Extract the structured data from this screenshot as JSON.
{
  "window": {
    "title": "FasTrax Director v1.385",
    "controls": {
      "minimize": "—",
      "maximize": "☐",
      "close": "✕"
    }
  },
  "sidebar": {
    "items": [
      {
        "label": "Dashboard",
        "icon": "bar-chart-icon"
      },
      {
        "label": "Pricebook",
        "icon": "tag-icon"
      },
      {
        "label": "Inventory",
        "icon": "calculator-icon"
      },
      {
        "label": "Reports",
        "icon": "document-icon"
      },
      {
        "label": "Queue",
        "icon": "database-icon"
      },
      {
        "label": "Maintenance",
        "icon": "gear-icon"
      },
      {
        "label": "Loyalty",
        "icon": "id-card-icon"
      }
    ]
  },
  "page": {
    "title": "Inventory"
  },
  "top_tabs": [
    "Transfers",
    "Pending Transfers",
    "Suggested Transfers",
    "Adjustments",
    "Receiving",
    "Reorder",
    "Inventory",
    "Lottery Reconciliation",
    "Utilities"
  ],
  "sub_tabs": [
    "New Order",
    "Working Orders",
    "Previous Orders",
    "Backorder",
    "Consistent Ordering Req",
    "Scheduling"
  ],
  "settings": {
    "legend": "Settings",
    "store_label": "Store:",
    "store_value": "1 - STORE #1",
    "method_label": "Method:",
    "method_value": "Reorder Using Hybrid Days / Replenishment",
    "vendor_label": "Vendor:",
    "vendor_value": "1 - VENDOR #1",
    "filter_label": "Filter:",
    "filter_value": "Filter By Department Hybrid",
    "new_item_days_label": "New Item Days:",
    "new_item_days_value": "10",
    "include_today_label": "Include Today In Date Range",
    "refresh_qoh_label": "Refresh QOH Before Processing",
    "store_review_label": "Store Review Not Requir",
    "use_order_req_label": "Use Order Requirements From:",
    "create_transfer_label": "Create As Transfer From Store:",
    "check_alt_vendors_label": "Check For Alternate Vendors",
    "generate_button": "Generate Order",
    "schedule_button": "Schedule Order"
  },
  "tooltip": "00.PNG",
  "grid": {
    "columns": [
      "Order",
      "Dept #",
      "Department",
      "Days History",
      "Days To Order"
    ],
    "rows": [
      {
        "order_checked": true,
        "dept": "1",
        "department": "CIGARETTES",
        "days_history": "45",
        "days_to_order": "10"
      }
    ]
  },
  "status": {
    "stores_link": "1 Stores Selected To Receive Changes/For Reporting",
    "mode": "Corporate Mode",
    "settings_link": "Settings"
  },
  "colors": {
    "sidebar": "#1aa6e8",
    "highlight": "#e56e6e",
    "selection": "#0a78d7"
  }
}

▶ _Stated problem_: Locate all lines holding the word "Reorder", then copy them out.

▶ _Output of the task_:
    "Reorder",
    "method_value": "Reorder Using Hybrid Days / Replenishment",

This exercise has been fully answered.